▶ _Problem to work on_: Look through the listing below, and wherever a line has the string "efficiency", copy it.
- Opening Delimiter -
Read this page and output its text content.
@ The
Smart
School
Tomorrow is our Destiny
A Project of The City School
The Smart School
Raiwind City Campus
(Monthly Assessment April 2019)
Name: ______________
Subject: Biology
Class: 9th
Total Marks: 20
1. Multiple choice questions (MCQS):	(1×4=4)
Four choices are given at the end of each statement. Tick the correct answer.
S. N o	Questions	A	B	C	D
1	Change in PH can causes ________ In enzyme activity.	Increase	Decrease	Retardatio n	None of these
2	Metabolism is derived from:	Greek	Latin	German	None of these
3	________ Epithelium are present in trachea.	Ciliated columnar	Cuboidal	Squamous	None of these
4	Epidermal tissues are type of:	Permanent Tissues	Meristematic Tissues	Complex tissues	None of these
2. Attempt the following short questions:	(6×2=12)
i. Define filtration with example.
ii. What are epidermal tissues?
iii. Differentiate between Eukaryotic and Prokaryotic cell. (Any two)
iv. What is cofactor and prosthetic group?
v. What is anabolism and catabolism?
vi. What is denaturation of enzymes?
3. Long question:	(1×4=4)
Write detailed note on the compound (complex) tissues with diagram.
- Closing Delimiter -
- Opening Delimiter -
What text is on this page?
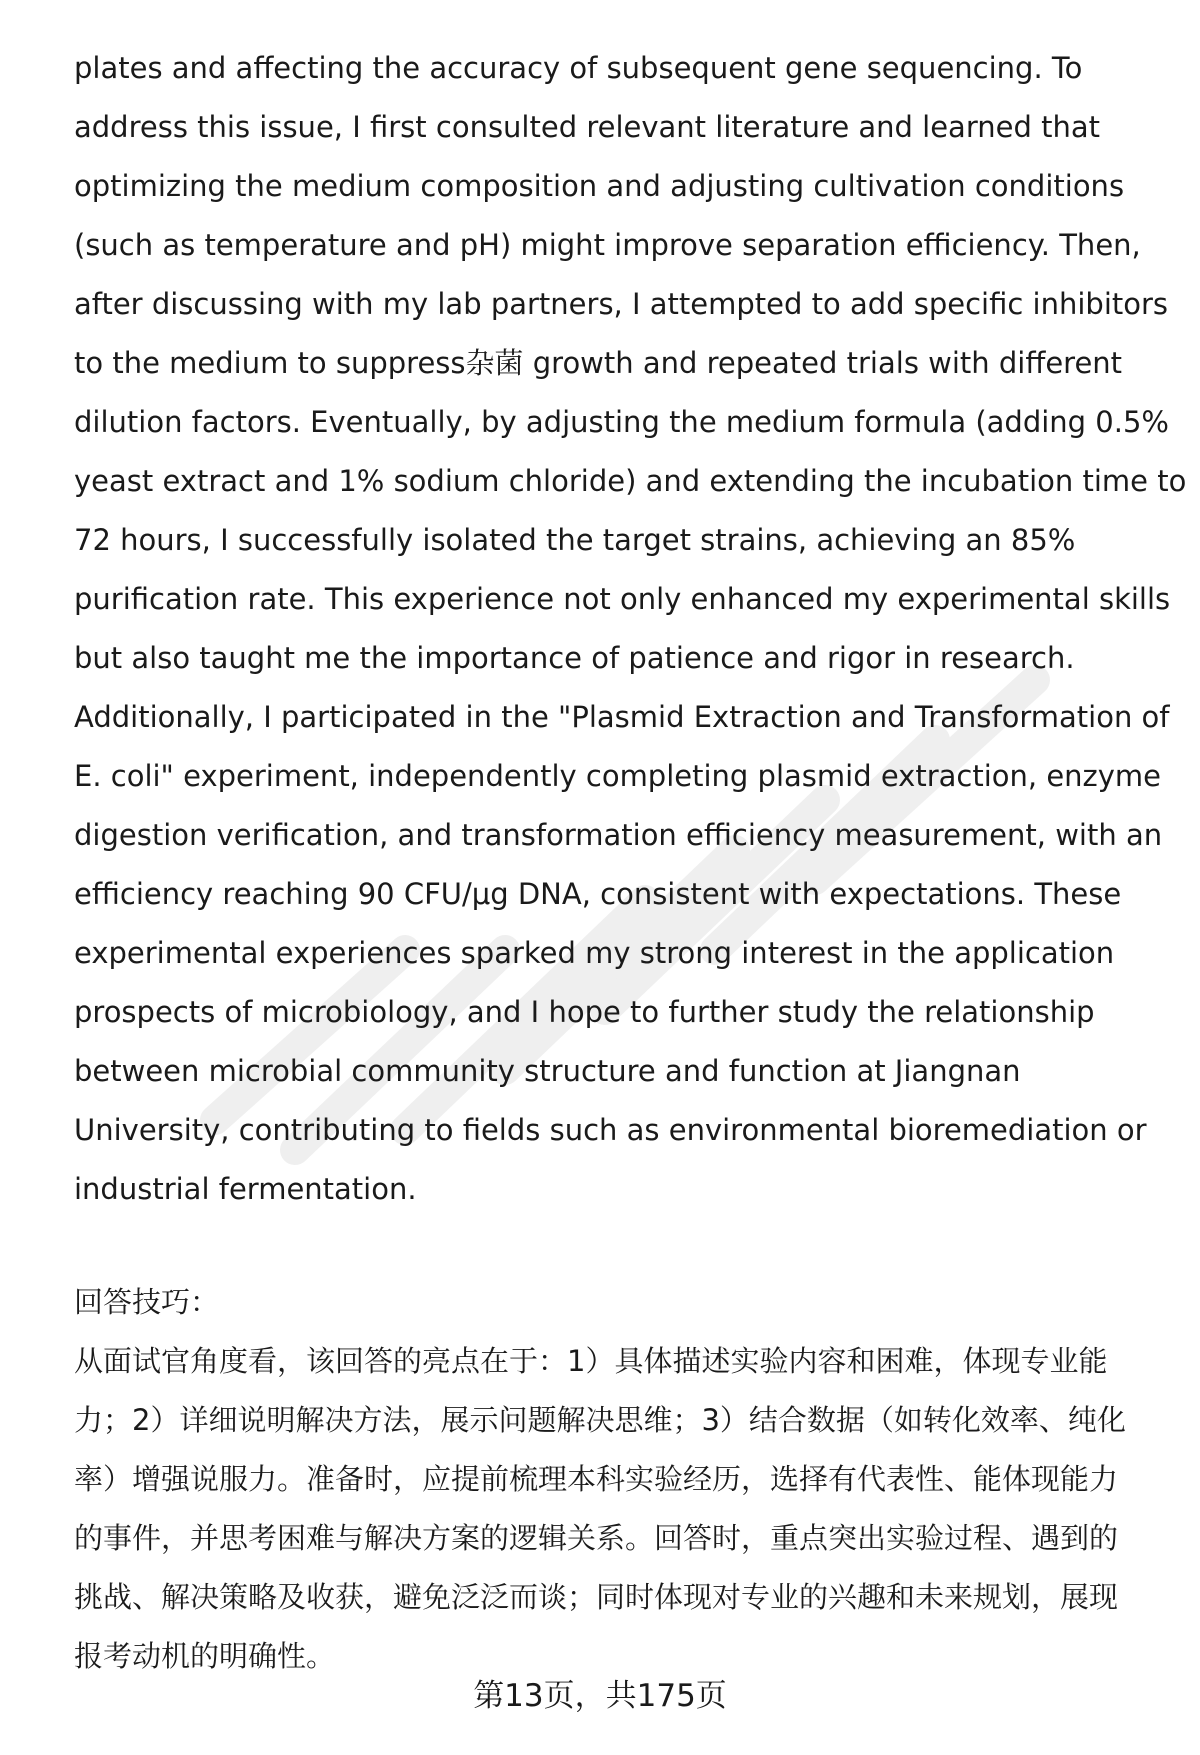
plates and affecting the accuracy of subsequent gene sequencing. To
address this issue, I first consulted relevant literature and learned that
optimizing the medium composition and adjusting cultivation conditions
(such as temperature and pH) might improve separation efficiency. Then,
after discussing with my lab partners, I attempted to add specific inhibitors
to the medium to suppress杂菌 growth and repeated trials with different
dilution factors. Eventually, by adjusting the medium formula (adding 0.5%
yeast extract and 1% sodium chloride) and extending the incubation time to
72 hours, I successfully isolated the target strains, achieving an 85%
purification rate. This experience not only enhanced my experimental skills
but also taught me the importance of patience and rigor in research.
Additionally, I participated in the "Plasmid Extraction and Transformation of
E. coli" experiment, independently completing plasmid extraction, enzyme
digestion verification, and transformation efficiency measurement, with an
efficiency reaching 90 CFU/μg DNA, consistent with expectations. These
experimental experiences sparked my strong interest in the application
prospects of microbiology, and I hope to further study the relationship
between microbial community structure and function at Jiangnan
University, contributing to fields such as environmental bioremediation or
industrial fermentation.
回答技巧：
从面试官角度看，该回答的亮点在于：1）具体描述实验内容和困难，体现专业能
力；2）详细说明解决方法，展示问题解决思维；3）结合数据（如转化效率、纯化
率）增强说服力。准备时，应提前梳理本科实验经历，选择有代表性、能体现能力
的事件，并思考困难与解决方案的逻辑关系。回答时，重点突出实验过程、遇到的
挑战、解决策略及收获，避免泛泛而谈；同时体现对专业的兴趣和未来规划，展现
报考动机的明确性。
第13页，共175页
- Closing Delimiter -
▶ _Task result_:
(such as temperature and pH) might improve separation efficiency. Then,
digestion verification, and transformation efficiency measurement, with an
efficiency reaching 90 CFU/μg DNA, consistent with expectations. These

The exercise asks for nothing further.